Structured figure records
*****

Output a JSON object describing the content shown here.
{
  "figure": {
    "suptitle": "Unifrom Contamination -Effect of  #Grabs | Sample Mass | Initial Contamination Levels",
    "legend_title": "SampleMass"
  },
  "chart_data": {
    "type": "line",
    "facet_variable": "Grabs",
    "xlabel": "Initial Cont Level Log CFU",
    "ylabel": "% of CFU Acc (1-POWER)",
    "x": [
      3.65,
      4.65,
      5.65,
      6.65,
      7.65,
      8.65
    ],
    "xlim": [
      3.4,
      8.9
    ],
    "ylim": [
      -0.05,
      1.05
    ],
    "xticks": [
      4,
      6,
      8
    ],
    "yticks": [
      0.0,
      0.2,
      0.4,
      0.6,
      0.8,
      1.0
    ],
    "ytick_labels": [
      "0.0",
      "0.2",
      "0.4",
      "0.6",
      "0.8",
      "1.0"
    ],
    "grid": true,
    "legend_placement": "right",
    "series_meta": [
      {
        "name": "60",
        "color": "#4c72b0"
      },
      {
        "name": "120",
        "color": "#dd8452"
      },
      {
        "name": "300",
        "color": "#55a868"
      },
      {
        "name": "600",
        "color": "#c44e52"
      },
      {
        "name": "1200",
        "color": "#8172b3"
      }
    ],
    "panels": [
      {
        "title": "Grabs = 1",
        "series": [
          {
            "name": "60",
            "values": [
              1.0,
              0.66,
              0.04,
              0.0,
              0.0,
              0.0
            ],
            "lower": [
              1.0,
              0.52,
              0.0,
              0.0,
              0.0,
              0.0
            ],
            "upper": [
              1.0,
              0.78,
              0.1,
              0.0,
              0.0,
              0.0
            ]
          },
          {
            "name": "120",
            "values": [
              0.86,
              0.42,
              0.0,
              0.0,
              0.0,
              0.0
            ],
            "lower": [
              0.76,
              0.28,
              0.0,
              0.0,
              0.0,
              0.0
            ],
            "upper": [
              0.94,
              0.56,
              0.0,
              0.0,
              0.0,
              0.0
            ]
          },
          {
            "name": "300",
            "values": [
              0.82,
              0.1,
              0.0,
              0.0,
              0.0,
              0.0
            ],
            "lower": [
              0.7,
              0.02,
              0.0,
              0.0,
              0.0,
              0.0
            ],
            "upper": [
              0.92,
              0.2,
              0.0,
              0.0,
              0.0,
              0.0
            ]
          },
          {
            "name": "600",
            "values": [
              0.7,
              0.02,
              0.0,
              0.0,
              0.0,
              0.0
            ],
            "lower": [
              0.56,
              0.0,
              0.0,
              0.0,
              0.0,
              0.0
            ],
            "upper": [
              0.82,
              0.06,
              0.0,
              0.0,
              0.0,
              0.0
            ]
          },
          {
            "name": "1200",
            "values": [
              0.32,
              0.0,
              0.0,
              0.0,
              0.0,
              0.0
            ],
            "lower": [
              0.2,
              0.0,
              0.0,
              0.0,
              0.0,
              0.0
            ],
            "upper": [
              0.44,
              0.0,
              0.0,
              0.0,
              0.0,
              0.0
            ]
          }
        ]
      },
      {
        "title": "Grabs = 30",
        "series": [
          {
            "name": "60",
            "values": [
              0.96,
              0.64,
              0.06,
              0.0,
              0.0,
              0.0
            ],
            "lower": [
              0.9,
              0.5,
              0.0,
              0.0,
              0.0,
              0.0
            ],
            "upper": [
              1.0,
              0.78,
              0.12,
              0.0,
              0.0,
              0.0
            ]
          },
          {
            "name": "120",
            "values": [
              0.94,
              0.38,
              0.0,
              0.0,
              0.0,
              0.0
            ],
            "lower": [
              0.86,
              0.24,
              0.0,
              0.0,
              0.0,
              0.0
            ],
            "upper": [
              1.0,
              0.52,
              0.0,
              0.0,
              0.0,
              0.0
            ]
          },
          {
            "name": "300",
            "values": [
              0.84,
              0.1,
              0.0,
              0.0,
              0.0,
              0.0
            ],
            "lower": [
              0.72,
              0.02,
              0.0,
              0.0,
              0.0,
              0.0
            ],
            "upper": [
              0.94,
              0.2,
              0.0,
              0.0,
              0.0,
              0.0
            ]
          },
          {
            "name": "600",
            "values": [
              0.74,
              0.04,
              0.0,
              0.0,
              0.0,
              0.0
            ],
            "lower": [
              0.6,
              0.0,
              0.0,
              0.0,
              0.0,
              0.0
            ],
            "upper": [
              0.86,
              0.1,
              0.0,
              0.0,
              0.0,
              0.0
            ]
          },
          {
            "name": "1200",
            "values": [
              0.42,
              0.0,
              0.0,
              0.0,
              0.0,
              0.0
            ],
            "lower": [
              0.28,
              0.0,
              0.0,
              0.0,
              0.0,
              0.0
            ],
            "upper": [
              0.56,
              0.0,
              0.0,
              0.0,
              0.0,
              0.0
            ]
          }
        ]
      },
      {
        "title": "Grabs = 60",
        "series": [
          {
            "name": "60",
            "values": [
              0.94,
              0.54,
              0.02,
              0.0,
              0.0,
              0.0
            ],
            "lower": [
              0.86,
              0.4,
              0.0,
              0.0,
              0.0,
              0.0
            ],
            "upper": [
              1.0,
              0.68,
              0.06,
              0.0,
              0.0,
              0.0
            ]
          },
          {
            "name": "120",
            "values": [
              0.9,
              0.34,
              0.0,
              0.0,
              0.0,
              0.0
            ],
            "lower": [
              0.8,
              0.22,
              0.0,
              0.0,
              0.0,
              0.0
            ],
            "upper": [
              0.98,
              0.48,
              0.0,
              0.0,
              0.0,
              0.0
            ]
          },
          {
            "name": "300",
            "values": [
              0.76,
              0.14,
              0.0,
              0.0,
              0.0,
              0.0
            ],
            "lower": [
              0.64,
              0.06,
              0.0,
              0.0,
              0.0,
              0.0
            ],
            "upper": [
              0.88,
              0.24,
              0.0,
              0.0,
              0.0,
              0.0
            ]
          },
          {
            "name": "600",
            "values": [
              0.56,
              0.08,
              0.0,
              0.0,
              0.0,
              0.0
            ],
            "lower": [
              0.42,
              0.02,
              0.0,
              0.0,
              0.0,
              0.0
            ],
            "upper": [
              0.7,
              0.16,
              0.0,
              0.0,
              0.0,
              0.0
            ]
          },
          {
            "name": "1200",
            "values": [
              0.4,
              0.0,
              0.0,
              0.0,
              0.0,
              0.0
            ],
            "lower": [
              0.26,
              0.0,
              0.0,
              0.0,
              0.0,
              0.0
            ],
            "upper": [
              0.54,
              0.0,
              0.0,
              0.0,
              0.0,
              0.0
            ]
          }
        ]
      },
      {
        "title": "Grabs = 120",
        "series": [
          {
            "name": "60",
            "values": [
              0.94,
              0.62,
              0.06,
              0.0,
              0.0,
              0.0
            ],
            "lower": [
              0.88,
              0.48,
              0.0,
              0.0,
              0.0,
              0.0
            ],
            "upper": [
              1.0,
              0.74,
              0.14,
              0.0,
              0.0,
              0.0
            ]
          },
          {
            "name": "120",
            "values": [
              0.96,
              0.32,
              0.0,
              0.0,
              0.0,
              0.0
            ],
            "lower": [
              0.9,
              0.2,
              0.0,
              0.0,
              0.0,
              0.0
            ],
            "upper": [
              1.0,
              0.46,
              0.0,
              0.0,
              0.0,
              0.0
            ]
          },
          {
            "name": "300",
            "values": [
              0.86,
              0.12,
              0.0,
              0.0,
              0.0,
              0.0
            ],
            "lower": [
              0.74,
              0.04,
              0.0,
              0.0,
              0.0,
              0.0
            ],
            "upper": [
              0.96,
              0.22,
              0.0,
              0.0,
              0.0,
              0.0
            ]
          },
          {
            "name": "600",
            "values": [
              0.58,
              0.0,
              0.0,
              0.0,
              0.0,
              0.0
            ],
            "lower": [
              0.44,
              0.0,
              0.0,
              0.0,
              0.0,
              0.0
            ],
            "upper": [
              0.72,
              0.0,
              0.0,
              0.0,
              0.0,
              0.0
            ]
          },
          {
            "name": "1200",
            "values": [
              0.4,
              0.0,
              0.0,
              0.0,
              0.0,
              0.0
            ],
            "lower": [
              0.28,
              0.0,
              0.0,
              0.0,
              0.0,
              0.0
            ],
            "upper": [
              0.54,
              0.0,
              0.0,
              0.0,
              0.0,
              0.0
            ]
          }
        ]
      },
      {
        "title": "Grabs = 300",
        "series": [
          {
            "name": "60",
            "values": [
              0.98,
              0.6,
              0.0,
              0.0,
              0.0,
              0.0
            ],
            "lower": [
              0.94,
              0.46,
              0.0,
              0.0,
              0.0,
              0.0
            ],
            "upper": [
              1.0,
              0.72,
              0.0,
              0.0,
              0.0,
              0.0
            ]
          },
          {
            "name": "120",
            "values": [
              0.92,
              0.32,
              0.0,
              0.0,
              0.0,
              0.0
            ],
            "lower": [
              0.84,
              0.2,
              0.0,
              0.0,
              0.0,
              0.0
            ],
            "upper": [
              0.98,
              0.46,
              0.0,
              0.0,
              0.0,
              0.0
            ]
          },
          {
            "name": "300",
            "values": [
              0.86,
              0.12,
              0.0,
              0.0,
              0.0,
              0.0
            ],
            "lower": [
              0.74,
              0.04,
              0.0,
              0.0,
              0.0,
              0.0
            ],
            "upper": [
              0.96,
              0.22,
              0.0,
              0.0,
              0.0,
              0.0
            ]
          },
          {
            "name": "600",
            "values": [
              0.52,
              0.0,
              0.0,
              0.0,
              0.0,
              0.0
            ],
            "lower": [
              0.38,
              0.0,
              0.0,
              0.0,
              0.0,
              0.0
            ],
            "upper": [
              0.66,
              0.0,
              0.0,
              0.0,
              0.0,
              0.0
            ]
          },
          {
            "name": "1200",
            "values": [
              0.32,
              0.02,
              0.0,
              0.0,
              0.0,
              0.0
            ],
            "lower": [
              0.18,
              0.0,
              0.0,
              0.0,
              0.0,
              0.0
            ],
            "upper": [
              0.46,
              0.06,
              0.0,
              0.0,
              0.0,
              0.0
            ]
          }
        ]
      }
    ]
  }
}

*****

> [Job]: From the data above, copy each line that has the string "color".

> [Answer to the task]:
        "color": "#4c72b0"
        "color": "#dd8452"
        "color": "#55a868"
        "color": "#c44e52"
        "color": "#8172b3"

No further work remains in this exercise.